_Quoted text:_
__________

High-net-worth divorces are much more complex than other divorces. In particular, the division of assets is more complicated, as it can be difficult to ascertain the value of estates and investments. Many high-net-worth divorces also involve prenuptial or postnuptial agreements that can complicate matters further.
Because of these and other issues, it is very important to have specialized legal representation in high-net-worth divorces. Rosenblum Law has divorce attorneys with experience in high-net-worth divorces who can navigate the complexities of these cases.
This brief guide will help those facing a high-net-worth divorce understand the complexities and challenges that they may experience during the divorce process.
Understanding High-Net-Worth Divorce in New Jersey
A high-net-worth divorce in New Jersey is generally defined as a divorce that involves assets totaling $1 million or more. There are several other characteristics of high-net-worth divorces, including those involving:
- High-value and complex assets
- Separate property that may not be divided in divorce, such as inheritances and property owned before marriage
- Complicated tax consequences of asset division
- Business interests in one or more businesses
High-net-worth divorces differ from others because forensic accountants are often needed to identify and value all of the assets, investments, businesses, and other financial complexities of high-net-worth households. There are also often high-value assets that are considered separate property not to be divided in the divorce. New Jersey law clearly defines separate property, but when that property grows in value during the marriage, it can complicate the division of those assets and investments.

__________

_Stated exercise 1:_ For each statement, say whether it agrees with the passage on high-net-worth divorce, answering yes or no and quoting the words of the passage that decide it. (a) In New Jersey, a high-net-worth divorce is generally defined as one involving assets totaling $1 million or more. (b) New Jersey law leaves separate property undefined. (c) Forensic accountants are seldom needed in high-net-worth divorces.
The listing that follows has no connection to the passage on high-net-worth divorce above.

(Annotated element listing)
__________

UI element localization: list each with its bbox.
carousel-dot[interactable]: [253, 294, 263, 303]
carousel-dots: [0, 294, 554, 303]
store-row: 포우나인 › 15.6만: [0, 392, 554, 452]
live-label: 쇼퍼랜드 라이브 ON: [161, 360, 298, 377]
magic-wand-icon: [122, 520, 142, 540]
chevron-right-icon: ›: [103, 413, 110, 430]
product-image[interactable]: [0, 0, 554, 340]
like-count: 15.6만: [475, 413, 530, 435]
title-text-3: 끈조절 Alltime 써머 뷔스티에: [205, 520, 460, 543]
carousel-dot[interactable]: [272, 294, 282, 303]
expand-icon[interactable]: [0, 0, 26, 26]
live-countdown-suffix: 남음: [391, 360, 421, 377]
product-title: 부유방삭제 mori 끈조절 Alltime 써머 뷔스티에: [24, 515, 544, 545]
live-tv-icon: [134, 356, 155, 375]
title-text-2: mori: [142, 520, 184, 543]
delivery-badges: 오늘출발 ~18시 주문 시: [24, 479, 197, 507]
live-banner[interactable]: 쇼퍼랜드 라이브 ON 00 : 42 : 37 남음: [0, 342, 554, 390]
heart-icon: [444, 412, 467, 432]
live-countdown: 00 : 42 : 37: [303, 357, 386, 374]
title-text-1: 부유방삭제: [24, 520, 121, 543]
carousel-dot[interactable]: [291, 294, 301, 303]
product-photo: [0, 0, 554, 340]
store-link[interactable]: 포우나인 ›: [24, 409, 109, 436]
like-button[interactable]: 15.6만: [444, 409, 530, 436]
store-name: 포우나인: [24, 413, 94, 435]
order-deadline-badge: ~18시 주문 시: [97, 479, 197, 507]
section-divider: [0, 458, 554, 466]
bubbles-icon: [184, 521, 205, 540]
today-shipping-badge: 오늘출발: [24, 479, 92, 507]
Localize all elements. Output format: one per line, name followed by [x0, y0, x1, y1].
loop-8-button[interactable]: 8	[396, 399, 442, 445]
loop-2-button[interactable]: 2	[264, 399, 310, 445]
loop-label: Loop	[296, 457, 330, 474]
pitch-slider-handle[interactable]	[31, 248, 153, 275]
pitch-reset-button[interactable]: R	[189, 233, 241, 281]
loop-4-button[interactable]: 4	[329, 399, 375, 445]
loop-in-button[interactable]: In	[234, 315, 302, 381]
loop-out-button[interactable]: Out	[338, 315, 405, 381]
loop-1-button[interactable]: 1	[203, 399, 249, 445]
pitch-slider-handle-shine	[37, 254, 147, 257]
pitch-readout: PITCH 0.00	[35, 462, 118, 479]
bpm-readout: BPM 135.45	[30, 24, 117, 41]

__________

_Stated exercise 2:_ Copy the lines of the listing from its first line through the line containing "live-banner[interactable]: 쇼퍼랜드 라이브", including both.

_Final result 1:_
(a) Yes: "A high-net-worth divorce in New Jersey is generally defined as a divorce that involves assets totaling $1 million or more."
(b) No: "New Jersey law clearly defines separate property"
(c) No: "forensic accountants are often needed to identify and value all of the assets, investments, businesses, and other financial complexities of high-net-worth households"

_Final result 2:_
UI element localization: list each with its bbox.
carousel-dot[interactable]: [253, 294, 263, 303]
carousel-dots: [0, 294, 554, 303]
store-row: 포우나인 › 15.6만: [0, 392, 554, 452]
live-label: 쇼퍼랜드 라이브 ON: [161, 360, 298, 377]
magic-wand-icon: [122, 520, 142, 540]
chevron-right-icon: ›: [103, 413, 110, 430]
product-image[interactable]: [0, 0, 554, 340]
like-count: 15.6만: [475, 413, 530, 435]
title-text-3: 끈조절 Alltime 써머 뷔스티에: [205, 520, 460, 543]
carousel-dot[interactable]: [272, 294, 282, 303]
expand-icon[interactable]: [0, 0, 26, 26]
live-countdown-suffix: 남음: [391, 360, 421, 377]
product-title: 부유방삭제 mori 끈조절 Alltime 써머 뷔스티에: [24, 515, 544, 545]
live-tv-icon: [134, 356, 155, 375]
title-text-2: mori: [142, 520, 184, 543]
delivery-badges: 오늘출발 ~18시 주문 시: [24, 479, 197, 507]
live-banner[interactable]: 쇼퍼랜드 라이브 ON 00 : 42 : 37 남음: [0, 342, 554, 390]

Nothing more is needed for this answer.